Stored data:
-- begin --

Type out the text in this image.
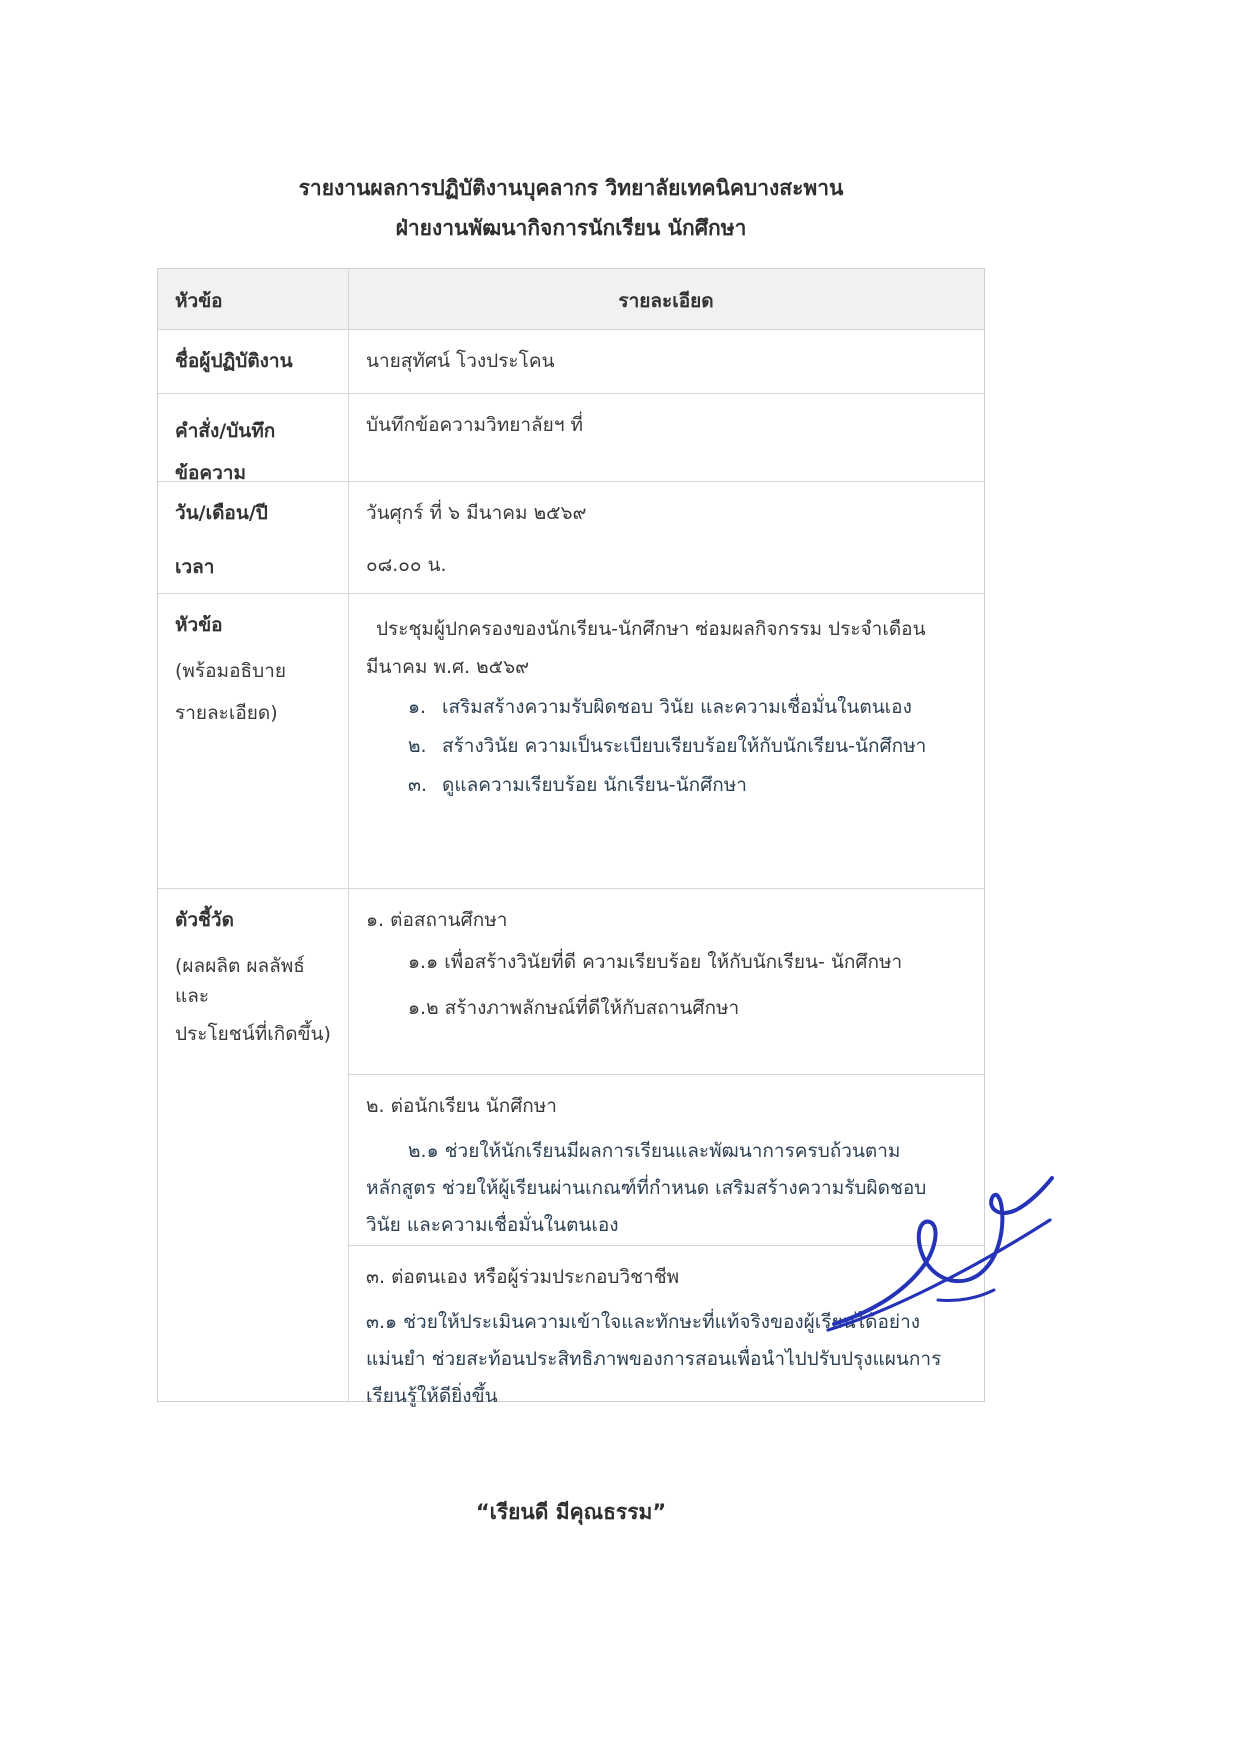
รายงานผลการปฏิบัติงานบุคลากร วิทยาลัยเทคนิคบางสะพาน
ฝ่ายงานพัฒนากิจการนักเรียน นักศึกษา
หัวข้อ	รายละเอียด
ชื่อผู้ปฏิบัติงาน	นายสุทัศน์ โวงประโคน
คำสั่ง/บันทึก
ข้อความ
บันทึกข้อความวิทยาลัยฯ ที่
วัน/เดือน/ปี
เวลา
วันศุกร์ ที่ ๖ มีนาคม ๒๕๖๙
๐๘.๐๐ น.
หัวข้อ
(พร้อมอธิบาย
รายละเอียด)
ประชุมผู้ปกครองของนักเรียน-นักศึกษา ซ่อมผลกิจกรรม ประจำเดือน มีนาคม พ.ศ. ๒๕๖๙
๑. เสริมสร้างความรับผิดชอบ วินัย และความเชื่อมั่นในตนเอง
๒. สร้างวินัย ความเป็นระเบียบเรียบร้อยให้กับนักเรียน-นักศึกษา
๓. ดูแลความเรียบร้อย นักเรียน-นักศึกษา
ตัวชี้วัด
(ผลผลิต ผลลัพธ์ และ
ประโยชน์ที่เกิดขึ้น)
๑. ต่อสถานศึกษา
๑.๑ เพื่อสร้างวินัยที่ดี ความเรียบร้อย ให้กับนักเรียน- นักศึกษา
๑.๒ สร้างภาพลักษณ์ที่ดีให้กับสถานศึกษา
๒. ต่อนักเรียน นักศึกษา
๒.๑ ช่วยให้นักเรียนมีผลการเรียนและพัฒนาการครบถ้วนตามหลักสูตร ช่วยให้ผู้เรียนผ่านเกณฑ์ที่กำหนด เสริมสร้างความรับผิดชอบ วินัย และความเชื่อมั่นในตนเอง
๓. ต่อตนเอง หรือผู้ร่วมประกอบวิชาชีพ
๓.๑ ช่วยให้ประเมินความเข้าใจและทักษะที่แท้จริงของผู้เรียนได้อย่างแม่นยำ ช่วยสะท้อนประสิทธิภาพของการสอนเพื่อนำไปปรับปรุงแผนการเรียนรู้ให้ดียิ่งขึ้น
“เรียนดี มีคุณธรรม”
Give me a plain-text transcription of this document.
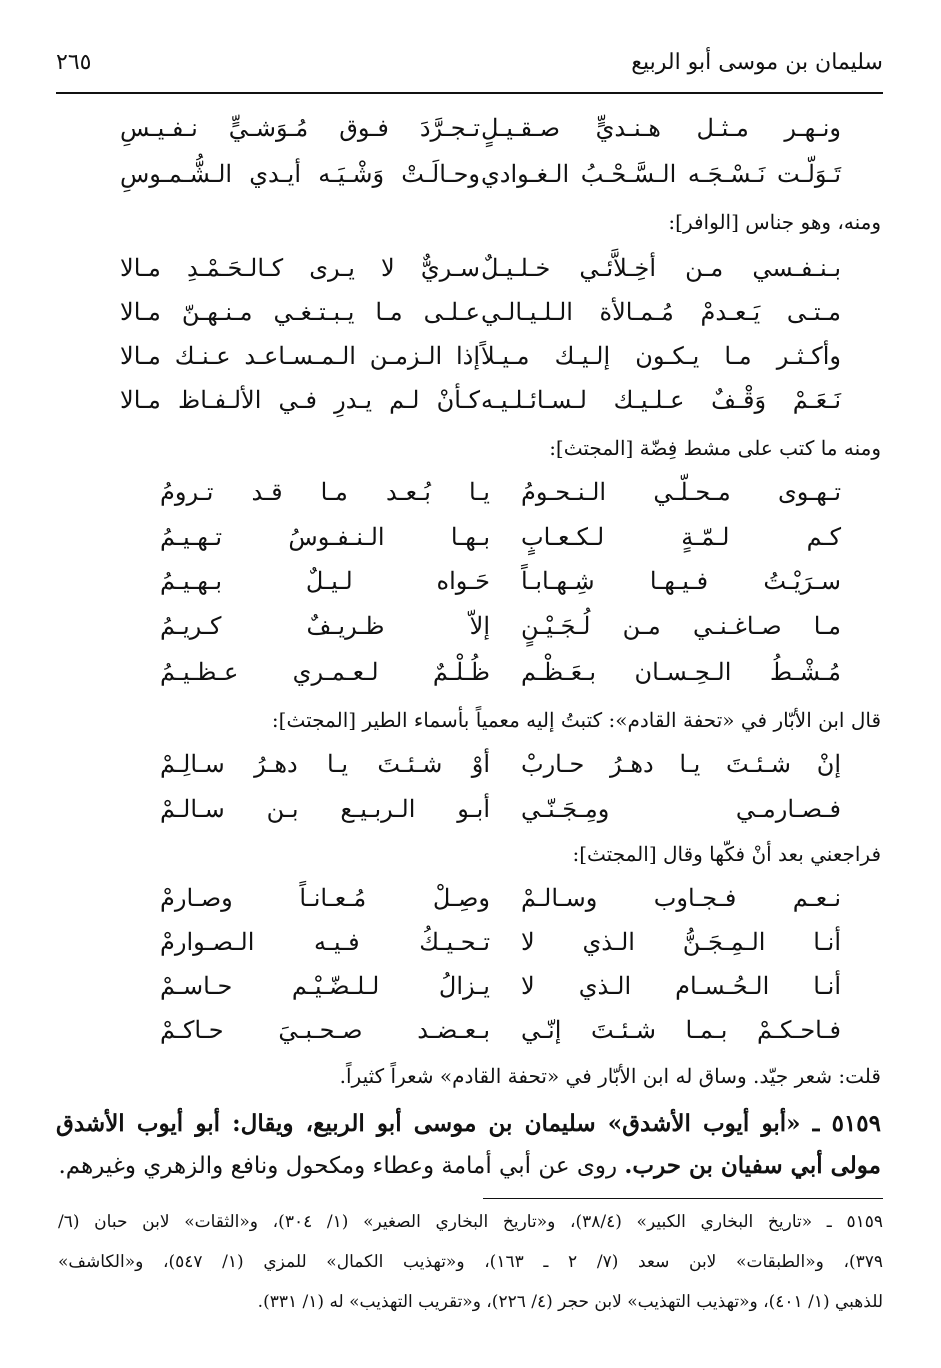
سليمان بن موسى أبو الربيع
٢٦٥
ونـهـر مـثـل هـنـديٍّ صـقـيـلٍ
تـجـرَّدَ فـوق مُـوَشـيٍّ نـفـيـسِ
تَـوَلّـت نَـسْـجَـه الـسَّـحْـبُ الـغـوادي
وحـالَـتْ وَشْـيَـه أيـدي الـشُّـمـوسِ
ومنه، وهو جناس [الوافر]:
بـنـفـسي مـن أخِـلاَّئـي خـلـيـلٌ
سـريٌّ لا يـرى كـالـحَـمْـدِ مـالا
مـتـى يَـعـدمْ مُـمـالأة الـلـيـالـي
عـلـى مـا يـبـتـغـي مـنـهـنّ مـالا
وأكـثـر مـا يـكـون إلـيـك مـيـلاً
إذا الـزمـن الـمـسـاعـد عـنـك مـالا
نَـعَـمْ وَقْـفٌ عـلـيـك لـسـائـلـيـه
كـأنْ لـم يـدرِ فـي الألـفـاظ مـالا
ومنه ما كتب على مشط فِضّة [المجتث]:
تـهـوى مـحـلّـي الـنـحـومُ
يـا بُـعـد مـا قـد تـرومُ
كـم لـمّـةٍ لـكـعـابٍ
بـهـا الـنـفـوسُ تـهـيـمُ
سـرَيْـتُ فـيـهـا شِـهـابـاً
حَـواه لـيـلٌ بـهـيـمُ
مـا صـاغـنـي مـن لُـجَـيْـنٍ
إلاّ ظـريـفٌ كـريـمُ
مُـشْـطُ الـحِـسـان بـعَـظْـم
ظُـلْـمٌ لـعـمـري عـظـيـمُ
قال ابن الأبّار في «تحفة القادم»: كتبتُ إليه معمياً بأسماء الطير [المجتث]:
إنْ شـئـتَ يـا دهـرُ حـاربْ
أوْ شـئـتَ يـا دهـرُ سـالِـمْ
فـصـارمـي ومِـجَـنّـي
أبـو الـربـيـع بـن سـالـمْ
فراجعني بعد أنْ فكّها وقال [المجتث]:
نـعـم فـجـاوب وسـالـمْ
وصِـلْ مُـعـانـاً وصـارمْ
أنـا الـمِـجَـنُّ الـذي لا
تـحـيـكُ فـيـه الـصـوارمْ
أنـا الـحُـسـام الـذي لا
يـزالُ لـلـضّـيْـم حـاسـمْ
فـاحـكـمْ بـمـا شـئـتَ إنّـي
بـعـضـد صـحـبـيَ حـاكـمْ
قلت: شعر جيّد. وساق له ابن الأبّار في «تحفة القادم» شعراً كثيراً.
٥١٥٩ ـ «أبو أيوب الأشدق» سليمان بن موسى أبو الربيع، ويقال: أبو أيوب الأشدق
مولى أبي سفيان بن حرب. روى عن أبي أمامة وعطاء ومكحول ونافع والزهري وغيرهم.
٥١٥٩ ـ «تاريخ البخاري الكبير» (٣٨/٤)، و«تاريخ البخاري الصغير» (١/ ٣٠٤)، و«الثقات» لابن حبان (٦/
٣٧٩)، و«الطبقات» لابن سعد (٧/ ٢ ـ ١٦٣)، و«تهذيب الكمال» للمزي (١/ ٥٤٧)، و«الكاشف»
للذهبي (١/ ٤٠١)، و«تهذيب التهذيب» لابن حجر (٤/ ٢٢٦)، و«تقريب التهذيب» له (١/ ٣٣١).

-- end --

◆ **Exercise prompt**: Quote the material word for word, dropping any images it holds.

◆ **Task result**:
Type out the text in this image.
รายงานผลการปฏิบัติงานบุคลากร วิทยาลัยเทคนิคบางสะพาน
ฝ่ายงานพัฒนากิจการนักเรียน นักศึกษา
หัวข้อ	รายละเอียด
ชื่อผู้ปฏิบัติงาน	นายสุทัศน์ โวงประโคน
คำสั่ง/บันทึก
ข้อความ
บันทึกข้อความวิทยาลัยฯ ที่
วัน/เดือน/ปี
เวลา
วันศุกร์ ที่ ๖ มีนาคม ๒๕๖๙
๐๘.๐๐ น.
หัวข้อ
(พร้อมอธิบาย
รายละเอียด)
ประชุมผู้ปกครองของนักเรียน-นักศึกษา ซ่อมผลกิจกรรม ประจำเดือน มีนาคม พ.ศ. ๒๕๖๙
๑. เสริมสร้างความรับผิดชอบ วินัย และความเชื่อมั่นในตนเอง
๒. สร้างวินัย ความเป็นระเบียบเรียบร้อยให้กับนักเรียน-นักศึกษา
๓. ดูแลความเรียบร้อย นักเรียน-นักศึกษา
ตัวชี้วัด
(ผลผลิต ผลลัพธ์ และ
ประโยชน์ที่เกิดขึ้น)
๑. ต่อสถานศึกษา
๑.๑ เพื่อสร้างวินัยที่ดี ความเรียบร้อย ให้กับนักเรียน- นักศึกษา
๑.๒ สร้างภาพลักษณ์ที่ดีให้กับสถานศึกษา
๒. ต่อนักเรียน นักศึกษา
๒.๑ ช่วยให้นักเรียนมีผลการเรียนและพัฒนาการครบถ้วนตามหลักสูตร ช่วยให้ผู้เรียนผ่านเกณฑ์ที่กำหนด เสริมสร้างความรับผิดชอบ วินัย และความเชื่อมั่นในตนเอง
๓. ต่อตนเอง หรือผู้ร่วมประกอบวิชาชีพ
๓.๑ ช่วยให้ประเมินความเข้าใจและทักษะที่แท้จริงของผู้เรียนได้อย่างแม่นยำ ช่วยสะท้อนประสิทธิภาพของการสอนเพื่อนำไปปรับปรุงแผนการเรียนรู้ให้ดียิ่งขึ้น
“เรียนดี มีคุณธรรม”
Give me a plain-text transcription of this document.
سليمان بن موسى أبو الربيع
٢٦٥
ونـهـر مـثـل هـنـديٍّ صـقـيـلٍ
تـجـرَّدَ فـوق مُـوَشـيٍّ نـفـيـسِ
تَـوَلّـت نَـسْـجَـه الـسَّـحْـبُ الـغـوادي
وحـالَـتْ وَشْـيَـه أيـدي الـشُّـمـوسِ
ومنه، وهو جناس [الوافر]:
بـنـفـسي مـن أخِـلاَّئـي خـلـيـلٌ
سـريٌّ لا يـرى كـالـحَـمْـدِ مـالا
مـتـى يَـعـدمْ مُـمـالأة الـلـيـالـي
عـلـى مـا يـبـتـغـي مـنـهـنّ مـالا
وأكـثـر مـا يـكـون إلـيـك مـيـلاً
إذا الـزمـن الـمـسـاعـد عـنـك مـالا
نَـعَـمْ وَقْـفٌ عـلـيـك لـسـائـلـيـه
كـأنْ لـم يـدرِ فـي الألـفـاظ مـالا
ومنه ما كتب على مشط فِضّة [المجتث]:
تـهـوى مـحـلّـي الـنـحـومُ
يـا بُـعـد مـا قـد تـرومُ
كـم لـمّـةٍ لـكـعـابٍ
بـهـا الـنـفـوسُ تـهـيـمُ
سـرَيْـتُ فـيـهـا شِـهـابـاً
حَـواه لـيـلٌ بـهـيـمُ
مـا صـاغـنـي مـن لُـجَـيْـنٍ
إلاّ ظـريـفٌ كـريـمُ
مُـشْـطُ الـحِـسـان بـعَـظْـم
ظُـلْـمٌ لـعـمـري عـظـيـمُ
قال ابن الأبّار في «تحفة القادم»: كتبتُ إليه معمياً بأسماء الطير [المجتث]:
إنْ شـئـتَ يـا دهـرُ حـاربْ
أوْ شـئـتَ يـا دهـرُ سـالِـمْ
فـصـارمـي ومِـجَـنّـي
أبـو الـربـيـع بـن سـالـمْ
فراجعني بعد أنْ فكّها وقال [المجتث]:
نـعـم فـجـاوب وسـالـمْ
وصِـلْ مُـعـانـاً وصـارمْ
أنـا الـمِـجَـنُّ الـذي لا
تـحـيـكُ فـيـه الـصـوارمْ
أنـا الـحُـسـام الـذي لا
يـزالُ لـلـضّـيْـم حـاسـمْ
فـاحـكـمْ بـمـا شـئـتَ إنّـي
بـعـضـد صـحـبـيَ حـاكـمْ
قلت: شعر جيّد. وساق له ابن الأبّار في «تحفة القادم» شعراً كثيراً.
٥١٥٩ ـ «أبو أيوب الأشدق» سليمان بن موسى أبو الربيع، ويقال: أبو أيوب الأشدق
مولى أبي سفيان بن حرب. روى عن أبي أمامة وعطاء ومكحول ونافع والزهري وغيرهم.
٥١٥٩ ـ «تاريخ البخاري الكبير» (٣٨/٤)، و«تاريخ البخاري الصغير» (١/ ٣٠٤)، و«الثقات» لابن حبان (٦/
٣٧٩)، و«الطبقات» لابن سعد (٧/ ٢ ـ ١٦٣)، و«تهذيب الكمال» للمزي (١/ ٥٤٧)، و«الكاشف»
للذهبي (١/ ٤٠١)، و«تهذيب التهذيب» لابن حجر (٤/ ٢٢٦)، و«تقريب التهذيب» له (١/ ٣٣١).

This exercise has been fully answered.